(Collected data)
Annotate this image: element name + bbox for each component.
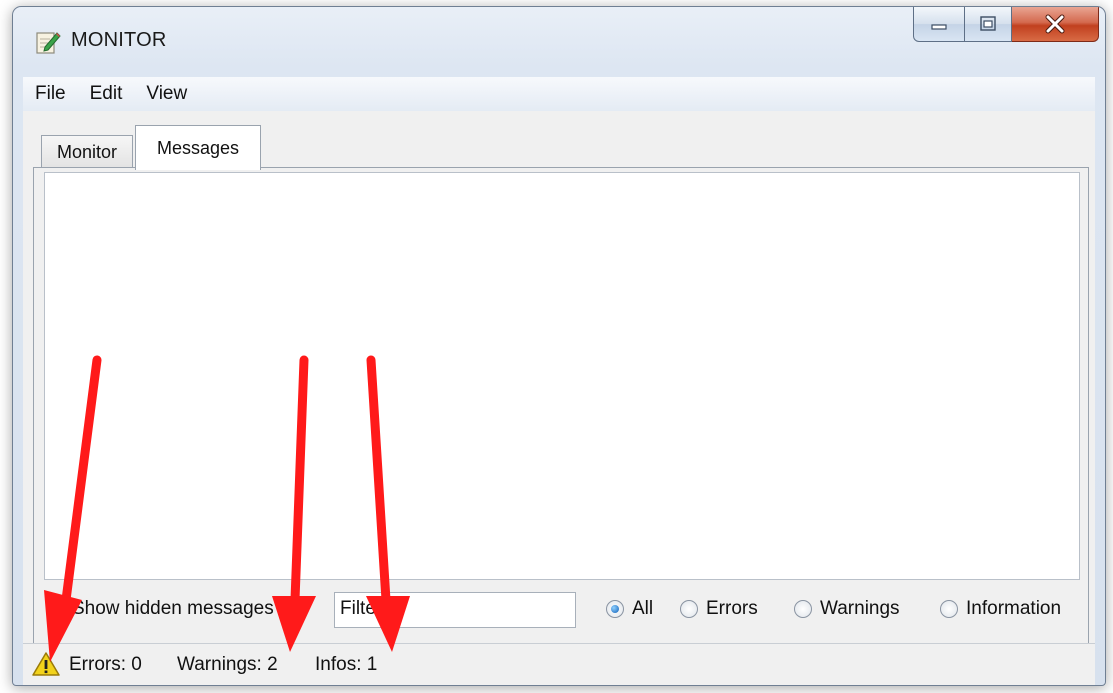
window-controls bbox=[913, 7, 1099, 43]
radio-all[interactable] bbox=[606, 600, 624, 618]
minimize-icon bbox=[931, 24, 947, 30]
radio-all-label: All bbox=[632, 598, 654, 619]
filter-input-box[interactable] bbox=[334, 592, 576, 628]
window-title: MONITOR bbox=[71, 29, 167, 51]
menu-file[interactable]: File bbox=[23, 83, 78, 105]
title-bar[interactable]: MONITOR bbox=[13, 7, 1105, 69]
show-hidden-checkbox[interactable] bbox=[48, 601, 67, 620]
status-errors: Errors: 0 bbox=[69, 654, 142, 675]
radio-warnings[interactable] bbox=[794, 600, 812, 618]
warning-triangle-icon bbox=[32, 652, 60, 676]
menu-bar: File Edit View bbox=[23, 77, 1095, 112]
filter-row: Show hidden messages Filter All Errors W… bbox=[34, 588, 1088, 636]
status-warnings: Warnings: 2 bbox=[177, 654, 278, 675]
close-button[interactable] bbox=[1012, 7, 1099, 42]
radio-information[interactable] bbox=[940, 600, 958, 618]
maximize-button[interactable] bbox=[965, 7, 1012, 42]
tab-monitor[interactable]: Monitor bbox=[41, 135, 133, 168]
show-hidden-label: Show hidden messages bbox=[72, 598, 274, 619]
client-area: Monitor Messages Show hidden messages Fi… bbox=[23, 111, 1095, 685]
minimize-button[interactable] bbox=[913, 7, 965, 42]
close-icon bbox=[1045, 14, 1065, 34]
menu-edit[interactable]: Edit bbox=[78, 83, 135, 105]
status-bar: Errors: 0 Warnings: 2 Infos: 1 bbox=[23, 643, 1095, 685]
pencil-notepad-icon bbox=[36, 32, 61, 54]
maximize-icon bbox=[980, 16, 996, 31]
radio-errors-label: Errors bbox=[706, 598, 758, 619]
radio-information-label: Information bbox=[966, 598, 1062, 619]
message-list[interactable] bbox=[44, 172, 1080, 580]
radio-warnings-label: Warnings bbox=[820, 598, 900, 619]
status-infos: Infos: 1 bbox=[315, 654, 378, 675]
radio-errors[interactable] bbox=[680, 600, 698, 618]
monitor-window: MONITOR File Edit View Monitor Messages … bbox=[12, 6, 1106, 686]
tab-messages[interactable]: Messages bbox=[135, 125, 261, 170]
messages-panel: Show hidden messages Filter All Errors W… bbox=[33, 167, 1089, 679]
filter-input[interactable] bbox=[335, 593, 575, 627]
menu-view[interactable]: View bbox=[134, 83, 199, 105]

**What is needed**
Write out the records again with every "Show hidden messages" switched to "Show muted messages" and all else unchanged, leaving out the pictures.

**The result**
Annotate this image: element name + bbox for each component.
window-controls bbox=[913, 7, 1099, 43]
radio-all[interactable] bbox=[606, 600, 624, 618]
minimize-icon bbox=[931, 24, 947, 30]
radio-all-label: All bbox=[632, 598, 654, 619]
filter-input-box[interactable] bbox=[334, 592, 576, 628]
window-title: MONITOR bbox=[71, 29, 167, 51]
menu-file[interactable]: File bbox=[23, 83, 78, 105]
title-bar[interactable]: MONITOR bbox=[13, 7, 1105, 69]
show-hidden-checkbox[interactable] bbox=[48, 601, 67, 620]
status-errors: Errors: 0 bbox=[69, 654, 142, 675]
radio-warnings[interactable] bbox=[794, 600, 812, 618]
warning-triangle-icon bbox=[32, 652, 60, 676]
menu-bar: File Edit View bbox=[23, 77, 1095, 112]
filter-row: Show muted messages Filter All Errors W… bbox=[34, 588, 1088, 636]
status-warnings: Warnings: 2 bbox=[177, 654, 278, 675]
close-button[interactable] bbox=[1012, 7, 1099, 42]
radio-information[interactable] bbox=[940, 600, 958, 618]
maximize-button[interactable] bbox=[965, 7, 1012, 42]
tab-monitor[interactable]: Monitor bbox=[41, 135, 133, 168]
show-hidden-label: Show muted messages bbox=[72, 598, 274, 619]
client-area: Monitor Messages Show muted messages Fi… bbox=[23, 111, 1095, 685]
minimize-button[interactable] bbox=[913, 7, 965, 42]
close-icon bbox=[1045, 14, 1065, 34]
menu-edit[interactable]: Edit bbox=[78, 83, 135, 105]
status-bar: Errors: 0 Warnings: 2 Infos: 1 bbox=[23, 643, 1095, 685]
pencil-notepad-icon bbox=[36, 32, 61, 54]
maximize-icon bbox=[980, 16, 996, 31]
radio-errors-label: Errors bbox=[706, 598, 758, 619]
radio-information-label: Information bbox=[966, 598, 1062, 619]
message-list[interactable] bbox=[44, 172, 1080, 580]
radio-warnings-label: Warnings bbox=[820, 598, 900, 619]
status-infos: Infos: 1 bbox=[315, 654, 378, 675]
radio-errors[interactable] bbox=[680, 600, 698, 618]
monitor-window: MONITOR File Edit View Monitor Messages … bbox=[12, 6, 1106, 686]
tab-messages[interactable]: Messages bbox=[135, 125, 261, 170]
messages-panel: Show muted messages Filter All Errors W… bbox=[33, 167, 1089, 679]
filter-input[interactable] bbox=[335, 593, 575, 627]
menu-view[interactable]: View bbox=[134, 83, 199, 105]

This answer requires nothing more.